### Work to be completed
Take the line that contains "Transcribe this image's" and every line after it in the material below, and quote them exactly.

### Records to use
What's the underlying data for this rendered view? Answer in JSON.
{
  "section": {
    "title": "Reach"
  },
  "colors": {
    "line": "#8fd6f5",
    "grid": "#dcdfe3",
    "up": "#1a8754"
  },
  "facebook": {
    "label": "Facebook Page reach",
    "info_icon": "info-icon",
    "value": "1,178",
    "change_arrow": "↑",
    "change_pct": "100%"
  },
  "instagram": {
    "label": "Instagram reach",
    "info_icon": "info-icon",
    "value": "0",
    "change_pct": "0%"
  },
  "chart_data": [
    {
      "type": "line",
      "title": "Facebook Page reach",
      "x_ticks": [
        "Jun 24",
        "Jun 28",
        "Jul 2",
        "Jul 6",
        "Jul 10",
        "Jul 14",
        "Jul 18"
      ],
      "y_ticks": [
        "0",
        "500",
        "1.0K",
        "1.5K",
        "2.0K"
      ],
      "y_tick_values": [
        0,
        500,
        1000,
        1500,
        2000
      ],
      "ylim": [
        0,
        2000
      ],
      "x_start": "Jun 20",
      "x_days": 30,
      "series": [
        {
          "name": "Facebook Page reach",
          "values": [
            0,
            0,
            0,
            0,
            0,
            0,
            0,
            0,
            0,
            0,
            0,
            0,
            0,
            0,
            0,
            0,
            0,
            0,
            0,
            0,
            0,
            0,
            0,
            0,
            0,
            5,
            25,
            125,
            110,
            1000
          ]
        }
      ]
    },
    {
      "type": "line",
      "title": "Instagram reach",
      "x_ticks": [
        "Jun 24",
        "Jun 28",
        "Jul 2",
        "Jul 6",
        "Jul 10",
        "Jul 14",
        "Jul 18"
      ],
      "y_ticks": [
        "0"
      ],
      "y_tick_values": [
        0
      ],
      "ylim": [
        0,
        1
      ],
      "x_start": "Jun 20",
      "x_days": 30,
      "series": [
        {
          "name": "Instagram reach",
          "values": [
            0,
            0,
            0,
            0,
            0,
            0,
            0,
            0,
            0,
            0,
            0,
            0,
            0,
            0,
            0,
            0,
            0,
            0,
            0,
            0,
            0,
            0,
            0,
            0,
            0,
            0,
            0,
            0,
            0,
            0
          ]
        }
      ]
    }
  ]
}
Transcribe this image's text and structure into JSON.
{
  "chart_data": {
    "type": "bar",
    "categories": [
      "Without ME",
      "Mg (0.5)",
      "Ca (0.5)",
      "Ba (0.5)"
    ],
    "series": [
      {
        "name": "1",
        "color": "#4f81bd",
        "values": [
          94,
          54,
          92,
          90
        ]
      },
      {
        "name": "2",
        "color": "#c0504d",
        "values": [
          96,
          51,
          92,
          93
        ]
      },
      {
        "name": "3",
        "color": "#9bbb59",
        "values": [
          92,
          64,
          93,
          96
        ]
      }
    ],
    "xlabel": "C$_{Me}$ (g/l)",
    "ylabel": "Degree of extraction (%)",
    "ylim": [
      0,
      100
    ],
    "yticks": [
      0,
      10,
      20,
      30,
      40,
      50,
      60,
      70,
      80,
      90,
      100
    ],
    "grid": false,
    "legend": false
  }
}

### Exercise response
Transcribe this image's text and structure into JSON.
{
  "chart_data": {
    "type": "bar",
    "categories": [
      "Without ME",
      "Mg (0.5)",
      "Ca (0.5)",
      "Ba (0.5)"
    ],
    "series": [
      {
        "name": "1",
        "color": "#4f81bd",
        "values": [
          94,
          54,
          92,
          90
        ]
      },
      {
        "name": "2",
        "color": "#c0504d",
        "values": [
          96,
          51,
          92,
          93
        ]
      },
      {
        "name": "3",
        "color": "#9bbb59",
        "values": [
          92,
          64,
          93,
          96
        ]
      }
    ],
    "xlabel": "C$_{Me}$ (g/l)",
    "ylabel": "Degree of extraction (%)",
    "ylim": [
      0,
      100
    ],
    "yticks": [
      0,
      10,
      20,
      30,
      40,
      50,
      60,
      70,
      80,
      90,
      100
    ],
    "grid": false,
    "legend": false
  }
}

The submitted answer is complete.